_The problem_
Set the data down again, exactly as it reads, but without the pictures.

_Provided records_
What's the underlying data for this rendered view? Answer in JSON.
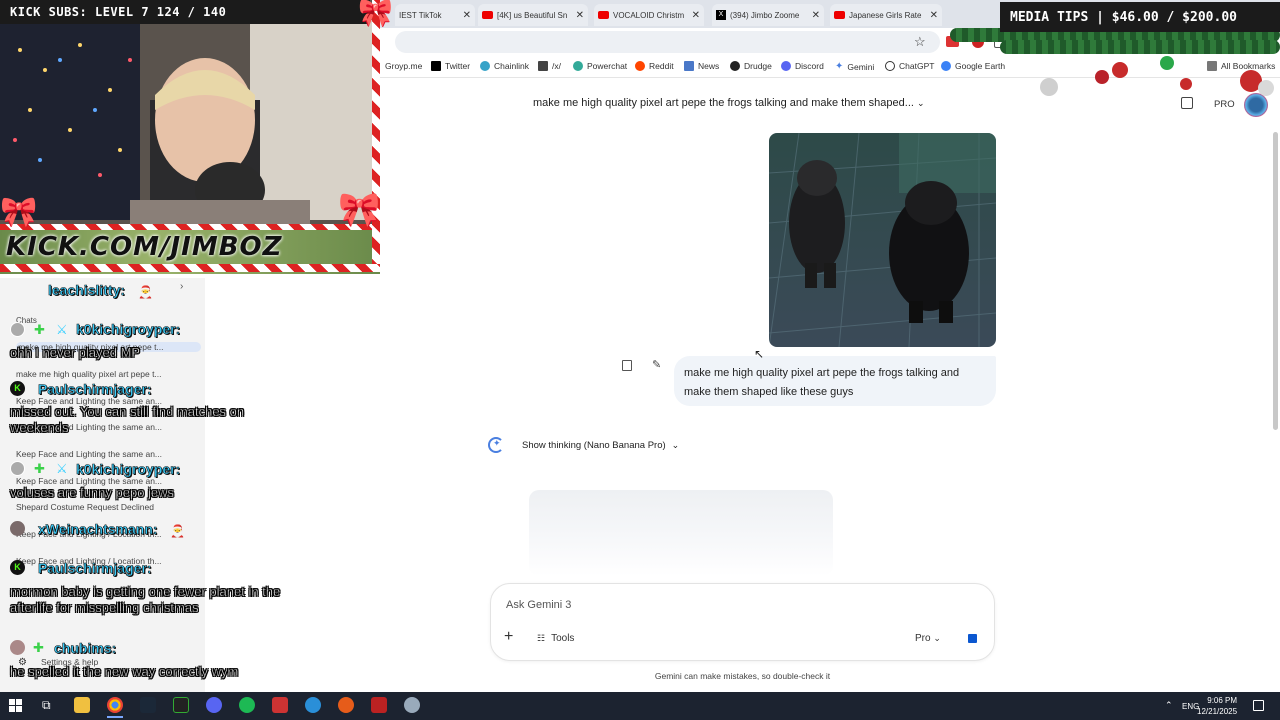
{
  "browser": {
    "tabs": [
      {
        "label": "IEST TikTok",
        "icon": "tiktok-icon"
      },
      {
        "label": "[4K] us Beautiful Sn",
        "icon": "youtube-icon"
      },
      {
        "label": "VOCALOID Christm",
        "icon": "youtube-icon"
      },
      {
        "label": "(394) Jimbo Zoome",
        "icon": "x-icon"
      },
      {
        "label": "Japanese Girls Rate",
        "icon": "youtube-icon"
      }
    ],
    "bookmarks": [
      "Groyp.me",
      "Twitter",
      "Chainlink",
      "/x/",
      "Powerchat",
      "Reddit",
      "News",
      "Drudge",
      "Discord",
      "Gemini",
      "ChatGPT",
      "Google Earth"
    ],
    "all_bookmarks": "All Bookmarks"
  },
  "gemini": {
    "conversation_title": "make me high quality pixel art pepe the frogs talking and make them shaped...",
    "pro_label": "PRO",
    "user_message": "make me high quality pixel art pepe the frogs talking and make them shaped like these guys",
    "thinking_label": "Show thinking (Nano Banana Pro)",
    "input_placeholder": "Ask Gemini 3",
    "tools_label": "Tools",
    "model_label": "Pro",
    "disclaimer": "Gemini can make mistakes, so double-check it",
    "sidebar": {
      "chats_label": "Chats",
      "items": [
        "make me high quality pixel art pepe t...",
        "make me high quality pixel art pepe t...",
        "Keep Face and Lighting the same an...",
        "Keep Face and Lighting the same an...",
        "Keep Face and Lighting the same an...",
        "Keep Face and Lighting the same an...",
        "Shepard Costume Request Declined",
        "Keep Face and Lighting / Location th...",
        "Keep Face and Lighting / Location th..."
      ],
      "settings_label": "Settings & help"
    }
  },
  "stream": {
    "kick_subs": "KICK SUBS: LEVEL 7 124 / 140",
    "media_tips": "MEDIA TIPS | $46.00 / $200.00",
    "channel_url": "KICK.COM/JIMBOZ",
    "chat": [
      {
        "user": "leachislitty:",
        "message": ""
      },
      {
        "user": "k0kichigroyper:",
        "message": "ohh I never played MP"
      },
      {
        "user": "Paulschirmjager:",
        "message": "missed out. You can still find matches on weekends"
      },
      {
        "user": "k0kichigroyper:",
        "message": "voluses are funny pepo jews"
      },
      {
        "user": "xWeinachtsmann:",
        "message": ""
      },
      {
        "user": "Paulschirmjager:",
        "message": "mormon baby is getting one fewer planet in the afterlife for misspelling christmas"
      },
      {
        "user": "chubims:",
        "message": "he spelled it the new way correctly wym"
      }
    ]
  },
  "taskbar": {
    "language": "ENG",
    "time": "9:06 PM",
    "date": "12/21/2025"
  },
  "colors": {
    "accent_blue": "#0b57d0",
    "bubble_bg": "#f0f4f9",
    "chat_name": "#3ad0ff"
  }
}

_Solution for this task_
What's the underlying data for this rendered view? Answer in JSON.
{
  "browser": {
    "tabs": [
      {
        "label": "IEST TikTok",
        "icon": "tiktok-icon"
      },
      {
        "label": "[4K] us Beautiful Sn",
        "icon": "youtube-icon"
      },
      {
        "label": "VOCALOID Christm",
        "icon": "youtube-icon"
      },
      {
        "label": "(394) Jimbo Zoome",
        "icon": "x-icon"
      },
      {
        "label": "Japanese Girls Rate",
        "icon": "youtube-icon"
      }
    ],
    "bookmarks": [
      "Groyp.me",
      "Twitter",
      "Chainlink",
      "/x/",
      "Powerchat",
      "Reddit",
      "News",
      "Drudge",
      "Discord",
      "Gemini",
      "ChatGPT",
      "Google Earth"
    ],
    "all_bookmarks": "All Bookmarks"
  },
  "gemini": {
    "conversation_title": "make me high quality pixel art pepe the frogs talking and make them shaped...",
    "pro_label": "PRO",
    "user_message": "make me high quality pixel art pepe the frogs talking and make them shaped like these guys",
    "thinking_label": "Show thinking (Nano Banana Pro)",
    "input_placeholder": "Ask Gemini 3",
    "tools_label": "Tools",
    "model_label": "Pro",
    "disclaimer": "Gemini can make mistakes, so double-check it",
    "sidebar": {
      "chats_label": "Chats",
      "items": [
        "make me high quality pixel art pepe t...",
        "make me high quality pixel art pepe t...",
        "Keep Face and Lighting the same an...",
        "Keep Face and Lighting the same an...",
        "Keep Face and Lighting the same an...",
        "Keep Face and Lighting the same an...",
        "Shepard Costume Request Declined",
        "Keep Face and Lighting / Location th...",
        "Keep Face and Lighting / Location th..."
      ],
      "settings_label": "Settings & help"
    }
  },
  "stream": {
    "kick_subs": "KICK SUBS: LEVEL 7 124 / 140",
    "media_tips": "MEDIA TIPS | $46.00 / $200.00",
    "channel_url": "KICK.COM/JIMBOZ",
    "chat": [
      {
        "user": "leachislitty:",
        "message": ""
      },
      {
        "user": "k0kichigroyper:",
        "message": "ohh I never played MP"
      },
      {
        "user": "Paulschirmjager:",
        "message": "missed out. You can still find matches on weekends"
      },
      {
        "user": "k0kichigroyper:",
        "message": "voluses are funny pepo jews"
      },
      {
        "user": "xWeinachtsmann:",
        "message": ""
      },
      {
        "user": "Paulschirmjager:",
        "message": "mormon baby is getting one fewer planet in the afterlife for misspelling christmas"
      },
      {
        "user": "chubims:",
        "message": "he spelled it the new way correctly wym"
      }
    ]
  },
  "taskbar": {
    "language": "ENG",
    "time": "9:06 PM",
    "date": "12/21/2025"
  },
  "colors": {
    "accent_blue": "#0b57d0",
    "bubble_bg": "#f0f4f9",
    "chat_name": "#3ad0ff"
  }
}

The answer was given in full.